■ **What you should do**
Every line in the listing is to be echoed verbatim.

■ **Data excerpts**
***

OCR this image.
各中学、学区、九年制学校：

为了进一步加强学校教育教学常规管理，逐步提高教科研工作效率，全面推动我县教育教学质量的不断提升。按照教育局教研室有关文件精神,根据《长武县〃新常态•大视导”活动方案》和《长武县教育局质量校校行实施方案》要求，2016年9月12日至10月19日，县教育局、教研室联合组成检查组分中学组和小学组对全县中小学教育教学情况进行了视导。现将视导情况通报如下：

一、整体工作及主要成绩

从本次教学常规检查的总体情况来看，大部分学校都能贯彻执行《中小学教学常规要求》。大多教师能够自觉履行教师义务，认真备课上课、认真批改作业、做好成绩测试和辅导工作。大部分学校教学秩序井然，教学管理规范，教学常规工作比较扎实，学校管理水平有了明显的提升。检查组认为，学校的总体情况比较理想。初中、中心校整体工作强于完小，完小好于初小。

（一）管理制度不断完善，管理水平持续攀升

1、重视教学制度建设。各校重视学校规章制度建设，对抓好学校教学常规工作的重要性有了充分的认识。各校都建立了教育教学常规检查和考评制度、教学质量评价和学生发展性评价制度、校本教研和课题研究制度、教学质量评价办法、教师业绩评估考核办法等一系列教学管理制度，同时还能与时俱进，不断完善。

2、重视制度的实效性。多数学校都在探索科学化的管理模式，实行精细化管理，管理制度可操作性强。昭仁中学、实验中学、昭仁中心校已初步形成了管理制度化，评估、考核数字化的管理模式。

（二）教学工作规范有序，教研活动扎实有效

***

■ **Exercise result**
OCR this image.
各中学、学区、九年制学校：

为了进一步加强学校教育教学常规管理，逐步提高教科研工作效率，全面推动我县教育教学质量的不断提升。按照教育局教研室有关文件精神,根据《长武县〃新常态•大视导”活动方案》和《长武县教育局质量校校行实施方案》要求，2016年9月12日至10月19日，县教育局、教研室联合组成检查组分中学组和小学组对全县中小学教育教学情况进行了视导。现将视导情况通报如下：

一、整体工作及主要成绩

从本次教学常规检查的总体情况来看，大部分学校都能贯彻执行《中小学教学常规要求》。大多教师能够自觉履行教师义务，认真备课上课、认真批改作业、做好成绩测试和辅导工作。大部分学校教学秩序井然，教学管理规范，教学常规工作比较扎实，学校管理水平有了明显的提升。检查组认为，学校的总体情况比较理想。初中、中心校整体工作强于完小，完小好于初小。

（一）管理制度不断完善，管理水平持续攀升

1、重视教学制度建设。各校重视学校规章制度建设，对抓好学校教学常规工作的重要性有了充分的认识。各校都建立了教育教学常规检查和考评制度、教学质量评价和学生发展性评价制度、校本教研和课题研究制度、教学质量评价办法、教师业绩评估考核办法等一系列教学管理制度，同时还能与时俱进，不断完善。

2、重视制度的实效性。多数学校都在探索科学化的管理模式，实行精细化管理，管理制度可操作性强。昭仁中学、实验中学、昭仁中心校已初步形成了管理制度化，评估、考核数字化的管理模式。

（二）教学工作规范有序，教研活动扎实有效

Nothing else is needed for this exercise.